The entries below are to be repeated exactly as they stand.

# SOURCE DATA

☆ ☆ ☆ ☆ ☆ ☆ ☆

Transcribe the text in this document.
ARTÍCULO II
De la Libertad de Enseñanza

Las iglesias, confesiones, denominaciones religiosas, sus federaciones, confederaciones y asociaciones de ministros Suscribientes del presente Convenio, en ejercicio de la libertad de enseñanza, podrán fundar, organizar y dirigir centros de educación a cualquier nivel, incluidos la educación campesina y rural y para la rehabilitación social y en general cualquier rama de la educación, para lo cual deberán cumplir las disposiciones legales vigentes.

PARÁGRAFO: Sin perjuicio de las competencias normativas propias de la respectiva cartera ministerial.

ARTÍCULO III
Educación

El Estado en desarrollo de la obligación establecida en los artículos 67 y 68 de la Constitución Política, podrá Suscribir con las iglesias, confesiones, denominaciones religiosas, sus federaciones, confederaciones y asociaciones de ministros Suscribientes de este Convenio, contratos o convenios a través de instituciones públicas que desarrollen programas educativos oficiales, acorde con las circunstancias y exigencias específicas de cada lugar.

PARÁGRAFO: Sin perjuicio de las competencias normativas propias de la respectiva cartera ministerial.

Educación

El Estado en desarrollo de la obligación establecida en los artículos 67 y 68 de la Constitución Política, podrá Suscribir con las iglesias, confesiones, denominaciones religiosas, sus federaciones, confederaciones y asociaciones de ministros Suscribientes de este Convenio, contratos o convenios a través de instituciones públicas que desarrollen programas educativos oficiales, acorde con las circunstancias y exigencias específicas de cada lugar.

☆ ☆ ☆ ☆ ☆ ☆ ☆

# TASK RESPONSE
Transcribe the text in this document.
ARTÍCULO II
De la Libertad de Enseñanza

Las iglesias, confesiones, denominaciones religiosas, sus federaciones, confederaciones y asociaciones de ministros Suscribientes del presente Convenio, en ejercicio de la libertad de enseñanza, podrán fundar, organizar y dirigir centros de educación a cualquier nivel, incluidos la educación campesina y rural y para la rehabilitación social y en general cualquier rama de la educación, para lo cual deberán cumplir las disposiciones legales vigentes.

PARÁGRAFO: Sin perjuicio de las competencias normativas propias de la respectiva cartera ministerial.

ARTÍCULO III
Educación

El Estado en desarrollo de la obligación establecida en los artículos 67 y 68 de la Constitución Política, podrá Suscribir con las iglesias, confesiones, denominaciones religiosas, sus federaciones, confederaciones y asociaciones de ministros Suscribientes de este Convenio, contratos o convenios a través de instituciones públicas que desarrollen programas educativos oficiales, acorde con las circunstancias y exigencias específicas de cada lugar.

PARÁGRAFO: Sin perjuicio de las competencias normativas propias de la respectiva cartera ministerial.

Educación

El Estado en desarrollo de la obligación establecida en los artículos 67 y 68 de la Constitución Política, podrá Suscribir con las iglesias, confesiones, denominaciones religiosas, sus federaciones, confederaciones y asociaciones de ministros Suscribientes de este Convenio, contratos o convenios a través de instituciones públicas que desarrollen programas educativos oficiales, acorde con las circunstancias y exigencias específicas de cada lugar.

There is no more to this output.